→ **Exercices**
1. D'après l'extrait du document, en quelle année et en quel lieu a-t-on confié aux Américains les clés du système international ?
2. Dans l'extrait du document, quels noms écrits avec une majuscule désignent un peuple ou un lieu ?

→ **Extrait du document**
A ce compte-là, les Chinois
n’ont pas fini d’apparaître comme à la fois des
anges et des démons, des sauveurs potentiels futurs leaders du monde.
Car la seule perspective qui commence à se dessiner est celle de leur
confier les clés du futur système international, comme cela
avait été fait en faveur des Américains grands vainqueurs
de la seconde guerre mondiale, en 1944 à Bretton
Woods. Afin qu’au
« déséquilibre global » – comme
disent les américains – succède un rééquilibrage
global….
Qui l’aurait dit, qui
l’aurait cru ?
Le mécanisme complexe qui
permettrait de dégonfler la dette publique tout en accordant à
la dette privée le temps qu’elle se résorbe par la vertu
de la spéculation n’est pas encore trouvé. Une fois admis
que les recettes traditionnelles que sont la répudiation de la dette
et l’hyperinflation ne sont plus adaptées à la nouvelle
donne de l’époque, tout reste à inventer. En empruntant
un étroit chemin qui n’est pas bordé de roses, sur lequel
beaucoup d’obstacles peuvent impétueusement surgir.

→ **Informations fournies**
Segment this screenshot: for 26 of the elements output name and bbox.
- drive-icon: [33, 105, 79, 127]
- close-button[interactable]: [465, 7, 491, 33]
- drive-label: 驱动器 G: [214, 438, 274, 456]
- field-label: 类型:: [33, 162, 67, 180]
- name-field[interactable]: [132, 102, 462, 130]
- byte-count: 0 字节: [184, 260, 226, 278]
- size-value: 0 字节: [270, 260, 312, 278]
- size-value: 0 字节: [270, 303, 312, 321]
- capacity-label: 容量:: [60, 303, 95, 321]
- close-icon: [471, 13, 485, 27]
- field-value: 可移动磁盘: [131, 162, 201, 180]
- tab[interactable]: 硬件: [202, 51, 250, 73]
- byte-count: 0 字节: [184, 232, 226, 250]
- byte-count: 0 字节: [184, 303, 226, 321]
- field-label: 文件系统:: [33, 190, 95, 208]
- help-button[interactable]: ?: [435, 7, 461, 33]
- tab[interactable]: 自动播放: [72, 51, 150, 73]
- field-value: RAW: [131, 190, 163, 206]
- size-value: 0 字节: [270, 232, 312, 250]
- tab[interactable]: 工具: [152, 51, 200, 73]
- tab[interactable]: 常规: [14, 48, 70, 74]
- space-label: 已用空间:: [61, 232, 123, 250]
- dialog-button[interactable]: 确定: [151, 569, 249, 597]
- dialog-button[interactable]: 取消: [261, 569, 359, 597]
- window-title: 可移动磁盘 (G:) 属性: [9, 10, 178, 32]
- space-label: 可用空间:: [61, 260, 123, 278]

→ **Solutions complètes**
1. En 1944, à Bretton Woods.

2. Chinois, Américains, Bretton Woods